### 练习目标
请逐字照录原文中的一段,从含有“一个联通块有奇数个黑点一定为0”的地方起,到“space putchar(' ')”止。

### 原文
题解
如果一个联通块是一个树的话,方案数就一种,如果这个联通块还有别的边,那选了一条别的边就会把树上对应路径全部取反,所以方案数是\(2^{m - n + 1}\)
如果联通块数为\(c\)方案数为\(2^{m - m + c}\)
一个联通块有奇数个黑点一定为0
然后就对于每个点判断是不是割点,是的话看看分成的联通块有几个包含奇数个黑点
然后如果不是割点看看删掉这个点后联通块黑点个数的奇偶性改没改变
同时要特判联通块里只有一个点的情况
代码
#include <bits/stdc++.h>
#define fi first
#define se second
#define pii pair<int,int>
#define pdi pair<db,int>
#define mp make_pair
#define pb push_back
#define enter putchar('\n')
#define space putchar(' ')

### 所给数据
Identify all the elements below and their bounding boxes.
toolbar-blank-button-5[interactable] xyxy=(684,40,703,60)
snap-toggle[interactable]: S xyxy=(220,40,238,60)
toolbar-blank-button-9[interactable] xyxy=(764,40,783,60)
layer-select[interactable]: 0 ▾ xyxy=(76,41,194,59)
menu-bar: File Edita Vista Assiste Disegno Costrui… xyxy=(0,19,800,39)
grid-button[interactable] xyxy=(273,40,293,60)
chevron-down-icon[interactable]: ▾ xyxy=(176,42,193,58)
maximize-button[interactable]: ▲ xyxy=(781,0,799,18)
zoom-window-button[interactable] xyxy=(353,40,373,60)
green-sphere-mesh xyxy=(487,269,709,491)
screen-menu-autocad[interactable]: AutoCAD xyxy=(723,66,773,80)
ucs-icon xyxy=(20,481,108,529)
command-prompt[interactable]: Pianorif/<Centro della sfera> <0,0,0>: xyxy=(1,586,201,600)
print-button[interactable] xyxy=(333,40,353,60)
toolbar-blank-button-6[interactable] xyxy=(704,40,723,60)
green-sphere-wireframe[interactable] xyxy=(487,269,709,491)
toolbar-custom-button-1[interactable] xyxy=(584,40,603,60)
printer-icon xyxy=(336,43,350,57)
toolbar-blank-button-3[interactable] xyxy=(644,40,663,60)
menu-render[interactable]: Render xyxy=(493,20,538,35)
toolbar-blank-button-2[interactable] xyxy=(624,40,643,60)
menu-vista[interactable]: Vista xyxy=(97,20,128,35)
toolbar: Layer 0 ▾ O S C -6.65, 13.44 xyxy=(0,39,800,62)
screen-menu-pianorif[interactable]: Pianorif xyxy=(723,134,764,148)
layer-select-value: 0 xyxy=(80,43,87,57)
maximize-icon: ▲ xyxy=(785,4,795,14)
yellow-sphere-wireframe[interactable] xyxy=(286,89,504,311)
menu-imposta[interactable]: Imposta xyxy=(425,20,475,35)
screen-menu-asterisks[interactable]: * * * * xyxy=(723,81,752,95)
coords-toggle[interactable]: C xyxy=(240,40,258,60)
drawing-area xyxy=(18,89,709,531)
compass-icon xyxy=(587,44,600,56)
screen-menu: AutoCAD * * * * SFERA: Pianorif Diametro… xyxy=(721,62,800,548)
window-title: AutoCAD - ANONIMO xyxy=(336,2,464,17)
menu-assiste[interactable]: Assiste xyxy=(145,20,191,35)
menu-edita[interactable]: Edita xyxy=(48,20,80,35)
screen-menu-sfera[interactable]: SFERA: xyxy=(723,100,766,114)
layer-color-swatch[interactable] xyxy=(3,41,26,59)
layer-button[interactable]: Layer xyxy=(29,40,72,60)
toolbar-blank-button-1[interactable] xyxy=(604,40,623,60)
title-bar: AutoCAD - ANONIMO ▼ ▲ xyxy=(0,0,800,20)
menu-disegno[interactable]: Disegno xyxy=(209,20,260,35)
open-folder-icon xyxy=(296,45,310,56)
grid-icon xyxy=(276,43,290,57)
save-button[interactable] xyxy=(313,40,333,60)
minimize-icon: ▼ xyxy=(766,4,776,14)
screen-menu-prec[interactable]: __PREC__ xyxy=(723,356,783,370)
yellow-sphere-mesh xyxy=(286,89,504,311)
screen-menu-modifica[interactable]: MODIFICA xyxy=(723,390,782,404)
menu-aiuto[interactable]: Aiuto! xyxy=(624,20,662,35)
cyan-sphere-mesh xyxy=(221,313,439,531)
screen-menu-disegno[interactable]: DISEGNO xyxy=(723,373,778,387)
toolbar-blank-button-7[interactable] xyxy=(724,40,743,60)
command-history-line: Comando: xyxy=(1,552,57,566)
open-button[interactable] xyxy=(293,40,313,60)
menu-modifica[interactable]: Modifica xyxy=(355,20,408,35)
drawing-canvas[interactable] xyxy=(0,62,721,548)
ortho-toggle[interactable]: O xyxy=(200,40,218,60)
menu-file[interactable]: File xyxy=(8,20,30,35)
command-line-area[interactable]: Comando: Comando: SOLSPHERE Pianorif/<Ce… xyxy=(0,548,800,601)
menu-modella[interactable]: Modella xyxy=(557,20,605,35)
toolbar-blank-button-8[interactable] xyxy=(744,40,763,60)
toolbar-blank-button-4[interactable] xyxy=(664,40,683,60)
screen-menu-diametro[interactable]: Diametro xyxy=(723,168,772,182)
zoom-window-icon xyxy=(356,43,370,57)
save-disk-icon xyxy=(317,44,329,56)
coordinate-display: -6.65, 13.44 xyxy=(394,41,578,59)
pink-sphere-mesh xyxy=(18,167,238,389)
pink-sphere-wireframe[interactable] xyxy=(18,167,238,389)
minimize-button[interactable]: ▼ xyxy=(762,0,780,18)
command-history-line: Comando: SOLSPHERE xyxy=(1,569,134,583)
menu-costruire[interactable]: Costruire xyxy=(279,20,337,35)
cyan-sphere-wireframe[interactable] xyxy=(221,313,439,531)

### 参考答案
一个联通块有奇数个黑点一定为0
然后就对于每个点判断是不是割点,是的话看看分成的联通块有几个包含奇数个黑点
然后如果不是割点看看删掉这个点后联通块黑点个数的奇偶性改没改变
同时要特判联通块里只有一个点的情况
代码
#include <bits/stdc++.h>
#define fi first
#define se second
#define pii pair<int,int>
#define pdi pair<db,int>
#define mp make_pair
#define pb push_back
#define enter putchar('\n')
#define space putchar(' ')